▸ **Work to complete**
Reproduce all of the records below word for word, leaving out the pictures.

---------- Data supplied ----------

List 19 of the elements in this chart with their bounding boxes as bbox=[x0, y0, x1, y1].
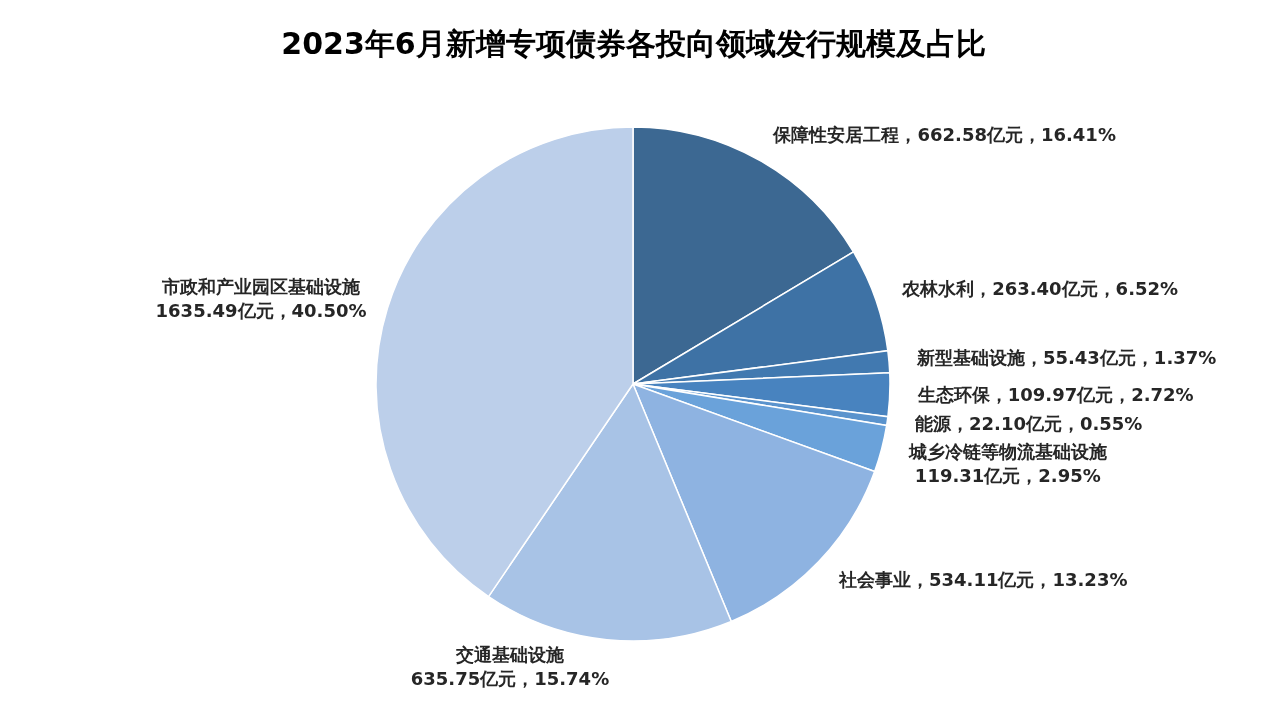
slice-label: 城乡冷链等物流基础设施 bbox=[907, 441, 1107, 463]
data-label: ，109.97亿元，2.72% bbox=[989, 383, 1194, 405]
slice-label: 生态环保 bbox=[916, 383, 991, 405]
chart-title: 2023年6月新增专项债券各投向领域发行规模及占比 bbox=[281, 26, 986, 61]
slice-label: 农林水利 bbox=[901, 278, 975, 300]
data-label: 1635.49亿元，40.50% bbox=[155, 300, 367, 322]
slice-label: 社会事业 bbox=[838, 568, 912, 590]
data-label: ，22.10亿元，0.55% bbox=[951, 413, 1143, 435]
data-label: ，263.40亿元，6.52% bbox=[974, 278, 1179, 300]
slice-label: 交通基础设施 bbox=[454, 643, 564, 665]
data-label: ，55.43亿元，1.37% bbox=[1024, 347, 1217, 369]
data-label: ，662.58亿元，16.41% bbox=[899, 124, 1116, 146]
slice-label: 新型基础设施 bbox=[915, 347, 1025, 369]
data-label: 635.75亿元，15.74% bbox=[410, 667, 610, 689]
data-label: ，534.11亿元，13.23% bbox=[911, 568, 1128, 590]
slice-label: 能源 bbox=[915, 413, 953, 435]
slice-label: 市政和产业园区基础设施 bbox=[161, 276, 361, 298]
data-label: 119.31亿元，2.95% bbox=[914, 465, 1101, 487]
slice-label: 保障性安居工程 bbox=[772, 124, 900, 146]
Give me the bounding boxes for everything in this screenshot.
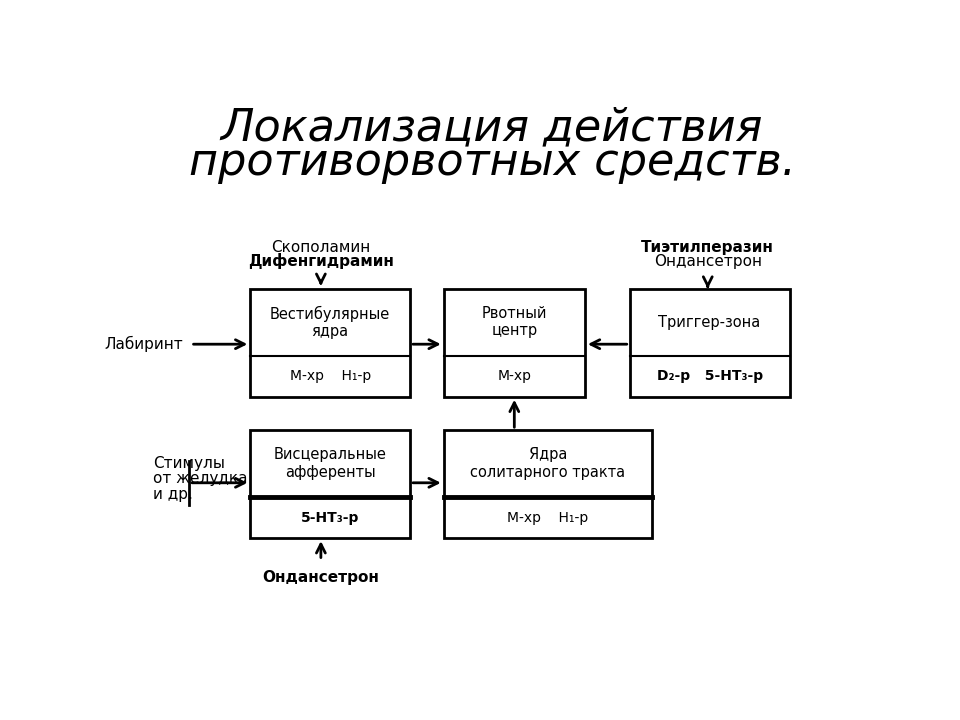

----------

▸ **Solution for this problem**
List 19 of the elements in this chart with their bounding boxes as bbox=[x0, y0, x1, y1].
slice-label: 城乡冷链等物流基础设施 bbox=[907, 441, 1107, 463]
data-label: ，109.97亿元，2.72% bbox=[989, 383, 1194, 405]
slice-label: 生态环保 bbox=[916, 383, 991, 405]
chart-title: 2023年6月新增专项债券各投向领域发行规模及占比 bbox=[281, 26, 986, 61]
slice-label: 农林水利 bbox=[901, 278, 975, 300]
data-label: 1635.49亿元，40.50% bbox=[155, 300, 367, 322]
slice-label: 社会事业 bbox=[838, 568, 912, 590]
data-label: ，22.10亿元，0.55% bbox=[951, 413, 1143, 435]
data-label: ，263.40亿元，6.52% bbox=[974, 278, 1179, 300]
slice-label: 交通基础设施 bbox=[454, 643, 564, 665]
data-label: ，55.43亿元，1.37% bbox=[1024, 347, 1217, 369]
data-label: ，662.58亿元，16.41% bbox=[899, 124, 1116, 146]
slice-label: 新型基础设施 bbox=[915, 347, 1025, 369]
data-label: 635.75亿元，15.74% bbox=[410, 667, 610, 689]
data-label: ，534.11亿元，13.23% bbox=[911, 568, 1128, 590]
slice-label: 能源 bbox=[915, 413, 953, 435]
slice-label: 市政和产业园区基础设施 bbox=[161, 276, 361, 298]
data-label: 119.31亿元，2.95% bbox=[914, 465, 1101, 487]
slice-label: 保障性安居工程 bbox=[772, 124, 900, 146]
Give me the bounding boxes for everything in this screenshot.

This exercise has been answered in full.